Nothing in the data is to be left out; copy it exactly.

───

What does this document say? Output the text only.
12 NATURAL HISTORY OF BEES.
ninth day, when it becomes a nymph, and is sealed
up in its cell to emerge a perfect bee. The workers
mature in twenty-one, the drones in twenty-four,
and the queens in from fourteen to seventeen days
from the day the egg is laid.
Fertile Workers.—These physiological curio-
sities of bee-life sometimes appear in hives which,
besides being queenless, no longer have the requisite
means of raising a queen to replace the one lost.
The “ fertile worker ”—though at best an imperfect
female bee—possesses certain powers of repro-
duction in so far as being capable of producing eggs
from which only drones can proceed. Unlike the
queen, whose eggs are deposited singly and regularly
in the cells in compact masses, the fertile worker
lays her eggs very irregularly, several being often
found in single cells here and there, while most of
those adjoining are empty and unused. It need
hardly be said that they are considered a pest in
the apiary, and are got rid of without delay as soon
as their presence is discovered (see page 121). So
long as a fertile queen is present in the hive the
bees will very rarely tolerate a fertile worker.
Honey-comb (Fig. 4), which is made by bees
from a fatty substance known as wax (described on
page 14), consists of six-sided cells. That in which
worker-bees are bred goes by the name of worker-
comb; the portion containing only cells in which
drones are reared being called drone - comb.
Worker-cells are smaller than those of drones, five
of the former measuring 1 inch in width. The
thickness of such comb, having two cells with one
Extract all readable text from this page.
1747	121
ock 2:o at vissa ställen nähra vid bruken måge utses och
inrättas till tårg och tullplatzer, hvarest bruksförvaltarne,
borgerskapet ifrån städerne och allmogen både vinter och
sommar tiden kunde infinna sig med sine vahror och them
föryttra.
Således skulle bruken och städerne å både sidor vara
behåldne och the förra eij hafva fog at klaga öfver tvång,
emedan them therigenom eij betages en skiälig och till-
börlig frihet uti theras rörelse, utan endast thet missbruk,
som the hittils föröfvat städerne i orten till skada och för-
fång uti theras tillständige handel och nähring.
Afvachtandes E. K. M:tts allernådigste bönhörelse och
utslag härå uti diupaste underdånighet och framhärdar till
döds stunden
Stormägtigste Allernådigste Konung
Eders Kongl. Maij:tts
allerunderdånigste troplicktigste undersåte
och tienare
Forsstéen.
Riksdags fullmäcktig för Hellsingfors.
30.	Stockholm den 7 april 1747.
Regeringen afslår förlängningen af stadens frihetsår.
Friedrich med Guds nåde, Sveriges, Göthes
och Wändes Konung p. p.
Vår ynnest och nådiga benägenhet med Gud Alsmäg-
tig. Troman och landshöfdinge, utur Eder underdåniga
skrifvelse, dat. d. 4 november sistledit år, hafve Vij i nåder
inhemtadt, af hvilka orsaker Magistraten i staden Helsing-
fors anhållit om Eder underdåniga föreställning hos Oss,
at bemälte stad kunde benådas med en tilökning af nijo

───

(SOLUTION BELOW):
What does this document say? Output the text only.
12 NATURAL HISTORY OF BEES.
ninth day, when it becomes a nymph, and is sealed
up in its cell to emerge a perfect bee. The workers
mature in twenty-one, the drones in twenty-four,
and the queens in from fourteen to seventeen days
from the day the egg is laid.
Fertile Workers.—These physiological curio-
sities of bee-life sometimes appear in hives which,
besides being queenless, no longer have the requisite
means of raising a queen to replace the one lost.
The “ fertile worker ”—though at best an imperfect
female bee—possesses certain powers of repro-
duction in so far as being capable of producing eggs
from which only drones can proceed. Unlike the
queen, whose eggs are deposited singly and regularly
in the cells in compact masses, the fertile worker
lays her eggs very irregularly, several being often
found in single cells here and there, while most of
those adjoining are empty and unused. It need
hardly be said that they are considered a pest in
the apiary, and are got rid of without delay as soon
as their presence is discovered (see page 121). So
long as a fertile queen is present in the hive the
bees will very rarely tolerate a fertile worker.
Honey-comb (Fig. 4), which is made by bees
from a fatty substance known as wax (described on
page 14), consists of six-sided cells. That in which
worker-bees are bred goes by the name of worker-
comb; the portion containing only cells in which
drones are reared being called drone - comb.
Worker-cells are smaller than those of drones, five
of the former measuring 1 inch in width. The
thickness of such comb, having two cells with one
Extract all readable text from this page.
1747	121
ock 2:o at vissa ställen nähra vid bruken måge utses och
inrättas till tårg och tullplatzer, hvarest bruksförvaltarne,
borgerskapet ifrån städerne och allmogen både vinter och
sommar tiden kunde infinna sig med sine vahror och them
föryttra.
Således skulle bruken och städerne å både sidor vara
behåldne och the förra eij hafva fog at klaga öfver tvång,
emedan them therigenom eij betages en skiälig och till-
börlig frihet uti theras rörelse, utan endast thet missbruk,
som the hittils föröfvat städerne i orten till skada och för-
fång uti theras tillständige handel och nähring.
Afvachtandes E. K. M:tts allernådigste bönhörelse och
utslag härå uti diupaste underdånighet och framhärdar till
döds stunden
Stormägtigste Allernådigste Konung
Eders Kongl. Maij:tts
allerunderdånigste troplicktigste undersåte
och tienare
Forsstéen.
Riksdags fullmäcktig för Hellsingfors.
30.	Stockholm den 7 april 1747.
Regeringen afslår förlängningen af stadens frihetsår.
Friedrich med Guds nåde, Sveriges, Göthes
och Wändes Konung p. p.
Vår ynnest och nådiga benägenhet med Gud Alsmäg-
tig. Troman och landshöfdinge, utur Eder underdåniga
skrifvelse, dat. d. 4 november sistledit år, hafve Vij i nåder
inhemtadt, af hvilka orsaker Magistraten i staden Helsing-
fors anhållit om Eder underdåniga föreställning hos Oss,
at bemälte stad kunde benådas med en tilökning af nijo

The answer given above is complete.